_WHAT YOU NEED TO DO_
A: Transcribe the account of the Kakori train robbery from "The first attempt" up to and including "train’s third-class compartments.".
B: In the account of the Kakori train robbery, which train approached and passed the halted 8 Down without stopping?

In his book, They Lived Dangerously; reminisces of a revolutionary, Manmathnath Gupta (who was imprisoned for 14 years) recounts 13 such events which he participated in. These hold-ups targeted local zamindars and money lenders from whom cash and ornaments were to be looted. “Forced contributions” is how Manmathnath Gupta describes them. The yields from such loots were insufficient. There was also the danger of innocent villagers being killed in a crossfire.

The associates then began to debate the possibility of looting a government treasure (for example, a bank). Khan opposed the idea, reasoning that such an act would blow their cover of secrecy and bring the young organisation in direct conflict with the British government. While the group was thinking this over, Bismil took a train from Shahjahanpur to Lucknow. Seated in a carriage next to the one which carried the guard, he noted that at every station the master would come and hand over a bundle to the train’s guard. Bismil guessed that this was the station’s earnings of the day. At Lucknow, the last stop, a coolie carried off a trunk under the guard’s supervision; Bismil surmised that the trunk contained all the bundles collected by the guard.

The train Bismil was on was the 8 Down Passenger, which made a 90km trip. Bismil calculated that the trunk would contain around 010,000 by the time it reached Lucknow. It made sense to loot the trunk after the entire route’s earnings had been collected. Kakori was the penultimate halt. It would also be dusk by the time the train reached Kakori and this would provide cover to the operation.

On August 9, 1925, ten members of the HRA would loot this train after it had crossed Kakori—a small town best known for its mangoes and kebabs, some 18km from Lucknow.

The first attempt had been made on August 8, but as the revolutionaries reached the station, they saw the train whizz past them before its appointed hour. The next day, unwilling to take any chances, they boarded a train headed west from Lucknow—so that they could reach Kakori ahead of time.

When the 8 Down pulled up, Khan, Lahiri and Bakshi boarded the second-class compartment with tickets. They were to pull the chain and stop the train just after it had left the station. Other revolutionaries—Bismil, Azad, Mukundilal, Murarailal Sharma, Kundan Lal Gupta, Manmathnath Gupta and Banwarilal—fanned out through the train’s third-class compartments.

As the chain was pulled, the revolutionaries in the third-class compartments stepped out as though they were random passengers checking the reason for the halt. They then lined the length of the train on both sides, armed with Mauser pistols. They warned the passengers that as long as they downed the window shutters and did not step out no harm would come on them. Bullets were fired to emphasise the seriousness of that injunction.

The guard had meanwhile been overpowered and the iron trunk secured. When the trunk couldn’t be jimmied open with a hammer and chisel, Khan stepped in. But just as the lid of trunk began to give way, the lights of an approaching train startled the group.

The oncoming train (the Punjab Mail) rushed past without stopping. The trunk had by then yielded its treasure (much less than 010,000 though) and the revolutionaries decamped with it.

The next day, newspapers would report that this sensational robbery had been carried out by 20 khaki-clad, masked men. The reports contained another falsehood that three men, including a European had been killed. (One of the warning shots had killed an Indian, but the revolutionaries had not realised it just then.)

_ROWS_
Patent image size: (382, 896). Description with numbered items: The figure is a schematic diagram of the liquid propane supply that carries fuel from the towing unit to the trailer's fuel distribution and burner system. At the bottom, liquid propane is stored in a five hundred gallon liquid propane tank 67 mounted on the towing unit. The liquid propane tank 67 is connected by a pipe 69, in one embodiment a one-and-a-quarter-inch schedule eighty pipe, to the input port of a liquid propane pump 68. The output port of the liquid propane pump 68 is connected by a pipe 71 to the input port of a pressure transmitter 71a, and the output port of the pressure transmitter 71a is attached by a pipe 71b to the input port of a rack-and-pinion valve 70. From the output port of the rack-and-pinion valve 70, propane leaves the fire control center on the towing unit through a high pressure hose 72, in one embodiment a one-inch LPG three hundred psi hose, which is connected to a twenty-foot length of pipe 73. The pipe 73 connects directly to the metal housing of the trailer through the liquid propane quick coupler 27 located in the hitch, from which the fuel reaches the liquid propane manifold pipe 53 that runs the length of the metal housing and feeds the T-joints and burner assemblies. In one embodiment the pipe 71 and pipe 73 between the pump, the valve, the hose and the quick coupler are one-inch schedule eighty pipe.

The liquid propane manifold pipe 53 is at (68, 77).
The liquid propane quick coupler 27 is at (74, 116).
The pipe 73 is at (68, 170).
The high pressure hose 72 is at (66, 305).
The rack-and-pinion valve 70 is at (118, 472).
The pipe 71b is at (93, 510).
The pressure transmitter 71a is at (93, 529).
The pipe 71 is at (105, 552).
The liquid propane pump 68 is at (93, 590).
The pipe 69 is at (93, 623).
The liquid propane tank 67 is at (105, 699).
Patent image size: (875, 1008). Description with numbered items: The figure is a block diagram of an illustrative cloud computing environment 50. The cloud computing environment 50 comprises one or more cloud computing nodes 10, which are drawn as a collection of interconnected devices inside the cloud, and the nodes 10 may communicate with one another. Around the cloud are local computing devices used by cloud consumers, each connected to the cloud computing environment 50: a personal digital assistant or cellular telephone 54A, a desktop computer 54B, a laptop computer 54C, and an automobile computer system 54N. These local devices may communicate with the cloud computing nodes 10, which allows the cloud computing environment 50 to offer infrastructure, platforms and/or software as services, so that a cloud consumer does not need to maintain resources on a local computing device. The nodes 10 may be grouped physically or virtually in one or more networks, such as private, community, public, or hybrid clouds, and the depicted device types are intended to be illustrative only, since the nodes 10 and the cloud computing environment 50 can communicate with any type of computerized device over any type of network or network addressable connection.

_EXERCISE ANSWERS_
A:
The first attempt had been made on August 8, but as the revolutionaries reached the station, they saw the train whizz past them before its appointed hour. The next day, unwilling to take any chances, they boarded a train headed west from Lucknow—so that they could reach Kakori ahead of time.

When the 8 Down pulled up, Khan, Lahiri and Bakshi boarded the second-class compartment with tickets. They were to pull the chain and stop the train just after it had left the station. Other revolutionaries—Bismil, Azad, Mukundilal, Murarailal Sharma, Kundan Lal Gupta, Manmathnath Gupta and Banwarilal—fanned out through the train’s third-class compartments.

B: The Punjab Mail.